* Records for the exercise:
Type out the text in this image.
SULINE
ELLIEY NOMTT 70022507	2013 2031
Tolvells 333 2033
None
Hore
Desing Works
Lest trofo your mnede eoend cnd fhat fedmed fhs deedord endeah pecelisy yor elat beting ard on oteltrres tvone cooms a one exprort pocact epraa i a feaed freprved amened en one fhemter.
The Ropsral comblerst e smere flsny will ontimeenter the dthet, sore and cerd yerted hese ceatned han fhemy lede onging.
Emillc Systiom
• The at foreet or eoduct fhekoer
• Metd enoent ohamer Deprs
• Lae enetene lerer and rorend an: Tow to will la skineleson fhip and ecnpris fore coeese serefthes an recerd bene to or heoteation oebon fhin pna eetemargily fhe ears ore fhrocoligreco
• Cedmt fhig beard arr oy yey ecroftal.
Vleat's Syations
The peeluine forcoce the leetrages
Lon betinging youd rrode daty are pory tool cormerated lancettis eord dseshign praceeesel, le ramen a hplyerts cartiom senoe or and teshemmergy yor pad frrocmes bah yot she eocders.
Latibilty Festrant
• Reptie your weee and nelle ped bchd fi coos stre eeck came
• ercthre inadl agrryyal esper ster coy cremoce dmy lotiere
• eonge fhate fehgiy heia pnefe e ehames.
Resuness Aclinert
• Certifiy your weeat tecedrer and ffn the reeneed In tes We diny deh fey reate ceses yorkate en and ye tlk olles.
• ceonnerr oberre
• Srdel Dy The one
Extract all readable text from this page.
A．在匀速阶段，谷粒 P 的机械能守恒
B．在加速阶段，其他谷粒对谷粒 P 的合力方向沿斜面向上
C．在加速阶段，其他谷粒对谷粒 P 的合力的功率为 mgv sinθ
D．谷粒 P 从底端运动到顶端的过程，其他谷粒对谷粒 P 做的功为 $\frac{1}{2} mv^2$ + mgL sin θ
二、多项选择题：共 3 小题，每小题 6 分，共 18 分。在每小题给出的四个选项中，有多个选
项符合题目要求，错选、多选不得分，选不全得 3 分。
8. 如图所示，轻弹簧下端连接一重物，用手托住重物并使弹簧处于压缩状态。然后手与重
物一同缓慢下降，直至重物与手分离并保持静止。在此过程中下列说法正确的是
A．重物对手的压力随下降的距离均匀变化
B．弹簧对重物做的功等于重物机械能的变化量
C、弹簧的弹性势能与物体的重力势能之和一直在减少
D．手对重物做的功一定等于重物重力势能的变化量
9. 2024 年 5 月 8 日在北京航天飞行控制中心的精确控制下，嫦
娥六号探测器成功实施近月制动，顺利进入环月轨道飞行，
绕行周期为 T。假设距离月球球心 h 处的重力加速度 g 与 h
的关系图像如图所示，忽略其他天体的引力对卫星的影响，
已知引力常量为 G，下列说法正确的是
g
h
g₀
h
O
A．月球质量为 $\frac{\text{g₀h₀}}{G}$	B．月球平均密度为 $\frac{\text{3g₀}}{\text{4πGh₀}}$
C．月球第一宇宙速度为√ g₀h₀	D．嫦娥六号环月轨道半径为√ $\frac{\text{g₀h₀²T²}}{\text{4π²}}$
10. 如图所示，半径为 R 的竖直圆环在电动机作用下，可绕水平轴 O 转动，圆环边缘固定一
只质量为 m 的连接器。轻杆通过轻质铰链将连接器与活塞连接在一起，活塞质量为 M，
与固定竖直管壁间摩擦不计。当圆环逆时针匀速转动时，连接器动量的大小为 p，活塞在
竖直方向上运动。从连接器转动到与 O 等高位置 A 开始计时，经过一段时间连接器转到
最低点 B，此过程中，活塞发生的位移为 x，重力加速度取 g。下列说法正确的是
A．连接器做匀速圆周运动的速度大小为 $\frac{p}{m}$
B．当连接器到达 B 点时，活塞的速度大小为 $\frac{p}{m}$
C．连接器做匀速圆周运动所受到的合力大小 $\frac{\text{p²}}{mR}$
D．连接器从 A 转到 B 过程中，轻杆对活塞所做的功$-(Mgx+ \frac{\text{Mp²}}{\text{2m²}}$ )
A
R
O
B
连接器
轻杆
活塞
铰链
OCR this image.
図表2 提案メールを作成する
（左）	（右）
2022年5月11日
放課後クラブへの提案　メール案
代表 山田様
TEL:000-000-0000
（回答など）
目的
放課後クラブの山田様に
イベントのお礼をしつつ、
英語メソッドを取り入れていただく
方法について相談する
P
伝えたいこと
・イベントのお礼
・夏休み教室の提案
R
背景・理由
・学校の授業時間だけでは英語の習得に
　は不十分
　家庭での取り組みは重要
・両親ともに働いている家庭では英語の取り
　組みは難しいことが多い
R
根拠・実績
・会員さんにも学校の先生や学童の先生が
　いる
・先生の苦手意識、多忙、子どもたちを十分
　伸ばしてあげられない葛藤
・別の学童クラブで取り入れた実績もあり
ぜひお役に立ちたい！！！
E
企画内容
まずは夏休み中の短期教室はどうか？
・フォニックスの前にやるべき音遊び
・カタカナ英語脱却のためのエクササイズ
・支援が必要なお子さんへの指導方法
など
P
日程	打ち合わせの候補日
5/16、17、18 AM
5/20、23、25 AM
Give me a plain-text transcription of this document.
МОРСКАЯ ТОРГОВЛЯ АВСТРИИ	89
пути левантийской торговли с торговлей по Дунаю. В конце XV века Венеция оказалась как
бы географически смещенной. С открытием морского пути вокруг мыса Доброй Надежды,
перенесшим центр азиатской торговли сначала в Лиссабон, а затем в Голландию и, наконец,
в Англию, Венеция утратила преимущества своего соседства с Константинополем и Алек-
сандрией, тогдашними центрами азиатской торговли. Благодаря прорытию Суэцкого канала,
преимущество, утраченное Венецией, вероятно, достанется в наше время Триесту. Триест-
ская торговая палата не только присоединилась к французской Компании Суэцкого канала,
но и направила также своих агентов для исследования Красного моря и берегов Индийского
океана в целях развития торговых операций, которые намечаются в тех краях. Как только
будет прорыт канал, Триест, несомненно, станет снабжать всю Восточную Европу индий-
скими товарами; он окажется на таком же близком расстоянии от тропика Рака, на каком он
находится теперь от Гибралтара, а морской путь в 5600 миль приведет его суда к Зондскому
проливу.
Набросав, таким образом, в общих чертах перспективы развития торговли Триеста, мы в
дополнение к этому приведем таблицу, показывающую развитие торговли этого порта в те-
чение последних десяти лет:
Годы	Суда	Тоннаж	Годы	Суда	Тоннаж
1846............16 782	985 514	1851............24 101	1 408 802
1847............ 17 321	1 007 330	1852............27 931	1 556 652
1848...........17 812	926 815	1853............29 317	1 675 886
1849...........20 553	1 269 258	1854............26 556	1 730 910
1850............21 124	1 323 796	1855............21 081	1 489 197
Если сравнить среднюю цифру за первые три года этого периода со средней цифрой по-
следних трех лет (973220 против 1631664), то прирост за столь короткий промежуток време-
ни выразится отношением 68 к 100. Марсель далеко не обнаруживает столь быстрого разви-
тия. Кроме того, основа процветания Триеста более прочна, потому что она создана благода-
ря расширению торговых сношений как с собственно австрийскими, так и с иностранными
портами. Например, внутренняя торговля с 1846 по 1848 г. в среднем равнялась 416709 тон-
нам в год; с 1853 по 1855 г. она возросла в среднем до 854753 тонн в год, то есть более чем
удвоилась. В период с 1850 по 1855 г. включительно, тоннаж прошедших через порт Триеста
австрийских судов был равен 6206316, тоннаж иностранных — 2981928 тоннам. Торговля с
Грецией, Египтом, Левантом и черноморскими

* To do:
Print all of the entries again, exactly as written.

* Full response:
Type out the text in this image.
SULINE
ELLIEY NOMTT 70022507	2013 2031
Tolvells 333 2033
None
Hore
Desing Works
Lest trofo your mnede eoend cnd fhat fedmed fhs deedord endeah pecelisy yor elat beting ard on oteltrres tvone cooms a one exprort pocact epraa i a feaed freprved amened en one fhemter.
The Ropsral comblerst e smere flsny will ontimeenter the dthet, sore and cerd yerted hese ceatned han fhemy lede onging.
Emillc Systiom
• The at foreet or eoduct fhekoer
• Metd enoent ohamer Deprs
• Lae enetene lerer and rorend an: Tow to will la skineleson fhip and ecnpris fore coeese serefthes an recerd bene to or heoteation oebon fhin pna eetemargily fhe ears ore fhrocoligreco
• Cedmt fhig beard arr oy yey ecroftal.
Vleat's Syations
The peeluine forcoce the leetrages
Lon betinging youd rrode daty are pory tool cormerated lancettis eord dseshign praceeesel, le ramen a hplyerts cartiom senoe or and teshemmergy yor pad frrocmes bah yot she eocders.
Latibilty Festrant
• Reptie your weee and nelle ped bchd fi coos stre eeck came
• ercthre inadl agrryyal esper ster coy cremoce dmy lotiere
• eonge fhate fehgiy heia pnefe e ehames.
Resuness Aclinert
• Certifiy your weeat tecedrer and ffn the reeneed In tes We diny deh fey reate ceses yorkate en and ye tlk olles.
• ceonnerr oberre
• Srdel Dy The one
Extract all readable text from this page.
A．在匀速阶段，谷粒 P 的机械能守恒
B．在加速阶段，其他谷粒对谷粒 P 的合力方向沿斜面向上
C．在加速阶段，其他谷粒对谷粒 P 的合力的功率为 mgv sinθ
D．谷粒 P 从底端运动到顶端的过程，其他谷粒对谷粒 P 做的功为 $\frac{1}{2} mv^2$ + mgL sin θ
二、多项选择题：共 3 小题，每小题 6 分，共 18 分。在每小题给出的四个选项中，有多个选
项符合题目要求，错选、多选不得分，选不全得 3 分。
8. 如图所示，轻弹簧下端连接一重物，用手托住重物并使弹簧处于压缩状态。然后手与重
物一同缓慢下降，直至重物与手分离并保持静止。在此过程中下列说法正确的是
A．重物对手的压力随下降的距离均匀变化
B．弹簧对重物做的功等于重物机械能的变化量
C、弹簧的弹性势能与物体的重力势能之和一直在减少
D．手对重物做的功一定等于重物重力势能的变化量
9. 2024 年 5 月 8 日在北京航天飞行控制中心的精确控制下，嫦
娥六号探测器成功实施近月制动，顺利进入环月轨道飞行，
绕行周期为 T。假设距离月球球心 h 处的重力加速度 g 与 h
的关系图像如图所示，忽略其他天体的引力对卫星的影响，
已知引力常量为 G，下列说法正确的是
g
h
g₀
h
O
A．月球质量为 $\frac{\text{g₀h₀}}{G}$	B．月球平均密度为 $\frac{\text{3g₀}}{\text{4πGh₀}}$
C．月球第一宇宙速度为√ g₀h₀	D．嫦娥六号环月轨道半径为√ $\frac{\text{g₀h₀²T²}}{\text{4π²}}$
10. 如图所示，半径为 R 的竖直圆环在电动机作用下，可绕水平轴 O 转动，圆环边缘固定一
只质量为 m 的连接器。轻杆通过轻质铰链将连接器与活塞连接在一起，活塞质量为 M，
与固定竖直管壁间摩擦不计。当圆环逆时针匀速转动时，连接器动量的大小为 p，活塞在
竖直方向上运动。从连接器转动到与 O 等高位置 A 开始计时，经过一段时间连接器转到
最低点 B，此过程中，活塞发生的位移为 x，重力加速度取 g。下列说法正确的是
A．连接器做匀速圆周运动的速度大小为 $\frac{p}{m}$
B．当连接器到达 B 点时，活塞的速度大小为 $\frac{p}{m}$
C．连接器做匀速圆周运动所受到的合力大小 $\frac{\text{p²}}{mR}$
D．连接器从 A 转到 B 过程中，轻杆对活塞所做的功$-(Mgx+ \frac{\text{Mp²}}{\text{2m²}}$ )
A
R
O
B
连接器
轻杆
活塞
铰链
OCR this image.
図表2 提案メールを作成する
（左）	（右）
2022年5月11日
放課後クラブへの提案　メール案
代表 山田様
TEL:000-000-0000
（回答など）
目的
放課後クラブの山田様に
イベントのお礼をしつつ、
英語メソッドを取り入れていただく
方法について相談する
P
伝えたいこと
・イベントのお礼
・夏休み教室の提案
R
背景・理由
・学校の授業時間だけでは英語の習得に
　は不十分
　家庭での取り組みは重要
・両親ともに働いている家庭では英語の取り
　組みは難しいことが多い
R
根拠・実績
・会員さんにも学校の先生や学童の先生が
　いる
・先生の苦手意識、多忙、子どもたちを十分
　伸ばしてあげられない葛藤
・別の学童クラブで取り入れた実績もあり
ぜひお役に立ちたい！！！
E
企画内容
まずは夏休み中の短期教室はどうか？
・フォニックスの前にやるべき音遊び
・カタカナ英語脱却のためのエクササイズ
・支援が必要なお子さんへの指導方法
など
P
日程	打ち合わせの候補日
5/16、17、18 AM
5/20、23、25 AM
Give me a plain-text transcription of this document.
МОРСКАЯ ТОРГОВЛЯ АВСТРИИ	89
пути левантийской торговли с торговлей по Дунаю. В конце XV века Венеция оказалась как
бы географически смещенной. С открытием морского пути вокруг мыса Доброй Надежды,
перенесшим центр азиатской торговли сначала в Лиссабон, а затем в Голландию и, наконец,
в Англию, Венеция утратила преимущества своего соседства с Константинополем и Алек-
сандрией, тогдашними центрами азиатской торговли. Благодаря прорытию Суэцкого канала,
преимущество, утраченное Венецией, вероятно, достанется в наше время Триесту. Триест-
ская торговая палата не только присоединилась к французской Компании Суэцкого канала,
но и направила также своих агентов для исследования Красного моря и берегов Индийского
океана в целях развития торговых операций, которые намечаются в тех краях. Как только
будет прорыт канал, Триест, несомненно, станет снабжать всю Восточную Европу индий-
скими товарами; он окажется на таком же близком расстоянии от тропика Рака, на каком он
находится теперь от Гибралтара, а морской путь в 5600 миль приведет его суда к Зондскому
проливу.
Набросав, таким образом, в общих чертах перспективы развития торговли Триеста, мы в
дополнение к этому приведем таблицу, показывающую развитие торговли этого порта в те-
чение последних десяти лет:
Годы	Суда	Тоннаж	Годы	Суда	Тоннаж
1846............16 782	985 514	1851............24 101	1 408 802
1847............ 17 321	1 007 330	1852............27 931	1 556 652
1848...........17 812	926 815	1853............29 317	1 675 886
1849...........20 553	1 269 258	1854............26 556	1 730 910
1850............21 124	1 323 796	1855............21 081	1 489 197
Если сравнить среднюю цифру за первые три года этого периода со средней цифрой по-
следних трех лет (973220 против 1631664), то прирост за столь короткий промежуток време-
ни выразится отношением 68 к 100. Марсель далеко не обнаруживает столь быстрого разви-
тия. Кроме того, основа процветания Триеста более прочна, потому что она создана благода-
ря расширению торговых сношений как с собственно австрийскими, так и с иностранными
портами. Например, внутренняя торговля с 1846 по 1848 г. в среднем равнялась 416709 тон-
нам в год; с 1853 по 1855 г. она возросла в среднем до 854753 тонн в год, то есть более чем
удвоилась. В период с 1850 по 1855 г. включительно, тоннаж прошедших через порт Триеста
австрийских судов был равен 6206316, тоннаж иностранных — 2981928 тоннам. Торговля с
Грецией, Египтом, Левантом и черноморскими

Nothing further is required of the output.